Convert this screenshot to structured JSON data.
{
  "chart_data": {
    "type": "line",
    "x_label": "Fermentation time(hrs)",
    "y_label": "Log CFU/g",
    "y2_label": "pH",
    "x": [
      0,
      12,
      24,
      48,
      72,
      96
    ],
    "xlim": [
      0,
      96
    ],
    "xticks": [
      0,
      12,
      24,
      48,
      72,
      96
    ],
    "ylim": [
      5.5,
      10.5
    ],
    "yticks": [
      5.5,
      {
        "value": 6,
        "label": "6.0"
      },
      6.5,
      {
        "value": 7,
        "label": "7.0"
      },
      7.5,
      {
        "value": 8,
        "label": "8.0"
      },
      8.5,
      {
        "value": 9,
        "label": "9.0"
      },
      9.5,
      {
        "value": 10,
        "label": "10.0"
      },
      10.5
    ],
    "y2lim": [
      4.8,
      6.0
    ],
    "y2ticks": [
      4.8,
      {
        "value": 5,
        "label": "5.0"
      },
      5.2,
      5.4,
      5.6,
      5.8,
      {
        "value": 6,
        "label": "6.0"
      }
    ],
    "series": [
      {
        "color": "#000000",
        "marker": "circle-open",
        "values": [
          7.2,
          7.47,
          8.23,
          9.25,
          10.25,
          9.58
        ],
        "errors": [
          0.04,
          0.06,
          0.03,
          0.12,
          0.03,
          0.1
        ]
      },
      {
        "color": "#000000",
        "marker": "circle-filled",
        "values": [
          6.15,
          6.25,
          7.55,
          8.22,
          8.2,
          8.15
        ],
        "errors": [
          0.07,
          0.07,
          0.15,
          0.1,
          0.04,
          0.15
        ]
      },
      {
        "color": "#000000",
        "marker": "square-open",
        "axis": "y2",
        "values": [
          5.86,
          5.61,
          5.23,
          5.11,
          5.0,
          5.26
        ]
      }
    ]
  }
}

• • • • • • •

Task brief: Would you reproduce all the entries exactly?

Finished exercise:
Convert this screenshot to structured JSON data.
{
  "chart_data": {
    "type": "line",
    "x_label": "Fermentation time(hrs)",
    "y_label": "Log CFU/g",
    "y2_label": "pH",
    "x": [
      0,
      12,
      24,
      48,
      72,
      96
    ],
    "xlim": [
      0,
      96
    ],
    "xticks": [
      0,
      12,
      24,
      48,
      72,
      96
    ],
    "ylim": [
      5.5,
      10.5
    ],
    "yticks": [
      5.5,
      {
        "value": 6,
        "label": "6.0"
      },
      6.5,
      {
        "value": 7,
        "label": "7.0"
      },
      7.5,
      {
        "value": 8,
        "label": "8.0"
      },
      8.5,
      {
        "value": 9,
        "label": "9.0"
      },
      9.5,
      {
        "value": 10,
        "label": "10.0"
      },
      10.5
    ],
    "y2lim": [
      4.8,
      6.0
    ],
    "y2ticks": [
      4.8,
      {
        "value": 5,
        "label": "5.0"
      },
      5.2,
      5.4,
      5.6,
      5.8,
      {
        "value": 6,
        "label": "6.0"
      }
    ],
    "series": [
      {
        "color": "#000000",
        "marker": "circle-open",
        "values": [
          7.2,
          7.47,
          8.23,
          9.25,
          10.25,
          9.58
        ],
        "errors": [
          0.04,
          0.06,
          0.03,
          0.12,
          0.03,
          0.1
        ]
      },
      {
        "color": "#000000",
        "marker": "circle-filled",
        "values": [
          6.15,
          6.25,
          7.55,
          8.22,
          8.2,
          8.15
        ],
        "errors": [
          0.07,
          0.07,
          0.15,
          0.1,
          0.04,
          0.15
        ]
      },
      {
        "color": "#000000",
        "marker": "square-open",
        "axis": "y2",
        "values": [
          5.86,
          5.61,
          5.23,
          5.11,
          5.0,
          5.26
        ]
      }
    ]
  }
}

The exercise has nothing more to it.